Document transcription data
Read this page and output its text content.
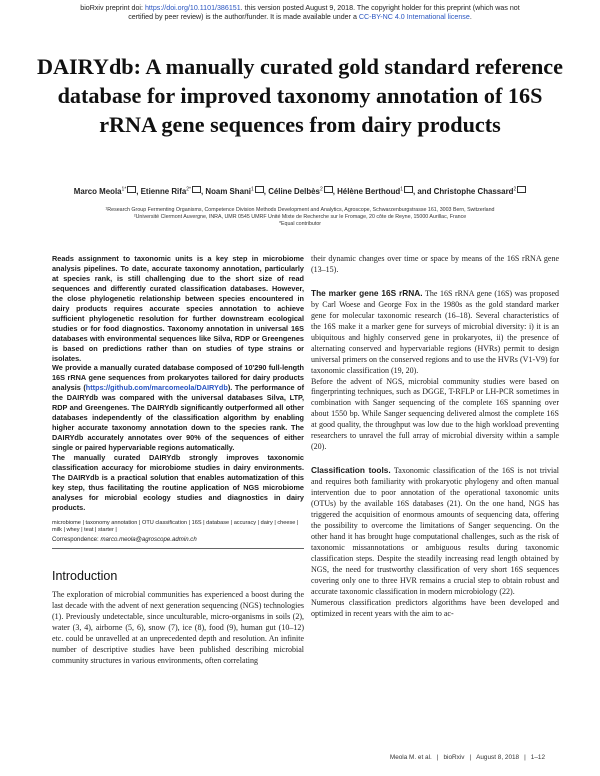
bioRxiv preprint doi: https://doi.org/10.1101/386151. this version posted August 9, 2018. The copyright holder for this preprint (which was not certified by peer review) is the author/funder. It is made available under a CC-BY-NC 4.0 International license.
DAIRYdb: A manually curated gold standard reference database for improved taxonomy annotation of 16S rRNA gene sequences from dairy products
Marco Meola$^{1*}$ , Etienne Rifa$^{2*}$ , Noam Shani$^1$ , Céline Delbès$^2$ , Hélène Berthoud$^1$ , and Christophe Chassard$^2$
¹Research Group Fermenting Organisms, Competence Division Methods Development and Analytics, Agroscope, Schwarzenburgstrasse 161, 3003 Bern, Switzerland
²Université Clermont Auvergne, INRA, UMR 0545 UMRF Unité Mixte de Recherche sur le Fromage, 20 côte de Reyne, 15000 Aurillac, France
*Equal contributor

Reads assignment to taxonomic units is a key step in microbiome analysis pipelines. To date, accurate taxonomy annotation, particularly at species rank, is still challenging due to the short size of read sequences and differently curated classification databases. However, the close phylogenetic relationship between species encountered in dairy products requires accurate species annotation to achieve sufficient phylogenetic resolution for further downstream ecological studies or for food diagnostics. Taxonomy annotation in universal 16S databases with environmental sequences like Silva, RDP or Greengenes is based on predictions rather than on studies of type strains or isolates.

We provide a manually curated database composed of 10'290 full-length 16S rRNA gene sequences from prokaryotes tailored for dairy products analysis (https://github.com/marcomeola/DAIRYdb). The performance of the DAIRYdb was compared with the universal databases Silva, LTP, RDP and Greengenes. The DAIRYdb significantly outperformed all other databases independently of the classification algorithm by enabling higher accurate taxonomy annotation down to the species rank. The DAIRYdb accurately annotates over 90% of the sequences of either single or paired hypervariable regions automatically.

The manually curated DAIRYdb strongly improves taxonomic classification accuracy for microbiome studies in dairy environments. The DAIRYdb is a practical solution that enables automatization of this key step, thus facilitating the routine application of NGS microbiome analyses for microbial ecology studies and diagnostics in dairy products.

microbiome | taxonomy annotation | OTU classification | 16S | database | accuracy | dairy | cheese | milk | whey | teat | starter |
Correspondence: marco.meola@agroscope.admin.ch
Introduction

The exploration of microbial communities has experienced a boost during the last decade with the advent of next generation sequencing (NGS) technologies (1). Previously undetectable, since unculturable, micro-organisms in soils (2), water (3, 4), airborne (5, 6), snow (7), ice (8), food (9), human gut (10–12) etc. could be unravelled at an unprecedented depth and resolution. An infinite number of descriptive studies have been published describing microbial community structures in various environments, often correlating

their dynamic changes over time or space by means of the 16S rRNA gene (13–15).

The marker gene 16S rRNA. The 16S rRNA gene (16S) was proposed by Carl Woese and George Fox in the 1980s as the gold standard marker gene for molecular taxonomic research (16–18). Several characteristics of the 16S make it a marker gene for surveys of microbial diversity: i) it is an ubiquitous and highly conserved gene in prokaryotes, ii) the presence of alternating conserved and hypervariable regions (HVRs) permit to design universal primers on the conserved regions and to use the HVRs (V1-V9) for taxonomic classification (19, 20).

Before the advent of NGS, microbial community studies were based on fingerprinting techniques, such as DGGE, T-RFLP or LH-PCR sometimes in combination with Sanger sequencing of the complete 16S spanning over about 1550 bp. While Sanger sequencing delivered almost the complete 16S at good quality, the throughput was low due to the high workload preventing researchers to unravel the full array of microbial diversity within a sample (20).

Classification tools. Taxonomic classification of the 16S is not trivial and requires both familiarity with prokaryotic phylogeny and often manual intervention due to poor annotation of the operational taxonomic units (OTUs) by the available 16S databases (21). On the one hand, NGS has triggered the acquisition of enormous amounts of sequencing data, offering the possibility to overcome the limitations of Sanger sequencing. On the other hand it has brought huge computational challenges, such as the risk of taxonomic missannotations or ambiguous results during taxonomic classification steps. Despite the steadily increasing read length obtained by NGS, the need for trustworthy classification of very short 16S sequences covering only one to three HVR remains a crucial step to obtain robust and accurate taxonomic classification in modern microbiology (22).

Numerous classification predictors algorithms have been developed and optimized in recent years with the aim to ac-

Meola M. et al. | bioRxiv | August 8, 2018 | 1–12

ASSIGNMENT:
Could you tally the lines in these records that contain the word "diversity" and give only the result?

WRITTEN ANSWER:
2